▸ **What to work on**
Output every entry exactly as written.

▸ **Data supplied**
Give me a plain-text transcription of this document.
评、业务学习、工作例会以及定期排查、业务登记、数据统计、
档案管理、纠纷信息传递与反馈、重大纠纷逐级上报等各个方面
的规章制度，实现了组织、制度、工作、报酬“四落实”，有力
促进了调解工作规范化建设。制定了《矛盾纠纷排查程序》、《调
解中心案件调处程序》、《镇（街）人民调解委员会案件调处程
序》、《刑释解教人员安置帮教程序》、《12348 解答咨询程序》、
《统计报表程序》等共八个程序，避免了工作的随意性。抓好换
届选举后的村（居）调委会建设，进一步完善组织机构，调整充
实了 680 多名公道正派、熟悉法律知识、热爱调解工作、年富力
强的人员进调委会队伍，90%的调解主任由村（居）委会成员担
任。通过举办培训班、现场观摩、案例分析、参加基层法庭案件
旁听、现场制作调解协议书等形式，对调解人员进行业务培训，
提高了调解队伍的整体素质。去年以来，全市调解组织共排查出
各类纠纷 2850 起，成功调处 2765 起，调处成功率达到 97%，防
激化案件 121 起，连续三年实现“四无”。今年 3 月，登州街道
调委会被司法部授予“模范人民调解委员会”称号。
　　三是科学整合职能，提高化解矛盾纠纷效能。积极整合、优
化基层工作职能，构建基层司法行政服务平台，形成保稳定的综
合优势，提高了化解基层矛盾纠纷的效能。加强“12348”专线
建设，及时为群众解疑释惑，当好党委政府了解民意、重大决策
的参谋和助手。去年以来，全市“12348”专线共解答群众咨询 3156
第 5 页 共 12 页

▸ **Solution for this task**
Give me a plain-text transcription of this document.
评、业务学习、工作例会以及定期排查、业务登记、数据统计、
档案管理、纠纷信息传递与反馈、重大纠纷逐级上报等各个方面
的规章制度，实现了组织、制度、工作、报酬“四落实”，有力
促进了调解工作规范化建设。制定了《矛盾纠纷排查程序》、《调
解中心案件调处程序》、《镇（街）人民调解委员会案件调处程
序》、《刑释解教人员安置帮教程序》、《12348 解答咨询程序》、
《统计报表程序》等共八个程序，避免了工作的随意性。抓好换
届选举后的村（居）调委会建设，进一步完善组织机构，调整充
实了 680 多名公道正派、熟悉法律知识、热爱调解工作、年富力
强的人员进调委会队伍，90%的调解主任由村（居）委会成员担
任。通过举办培训班、现场观摩、案例分析、参加基层法庭案件
旁听、现场制作调解协议书等形式，对调解人员进行业务培训，
提高了调解队伍的整体素质。去年以来，全市调解组织共排查出
各类纠纷 2850 起，成功调处 2765 起，调处成功率达到 97%，防
激化案件 121 起，连续三年实现“四无”。今年 3 月，登州街道
调委会被司法部授予“模范人民调解委员会”称号。
　　三是科学整合职能，提高化解矛盾纠纷效能。积极整合、优
化基层工作职能，构建基层司法行政服务平台，形成保稳定的综
合优势，提高了化解基层矛盾纠纷的效能。加强“12348”专线
建设，及时为群众解疑释惑，当好党委政府了解民意、重大决策
的参谋和助手。去年以来，全市“12348”专线共解答群众咨询 3156
第 5 页 共 12 页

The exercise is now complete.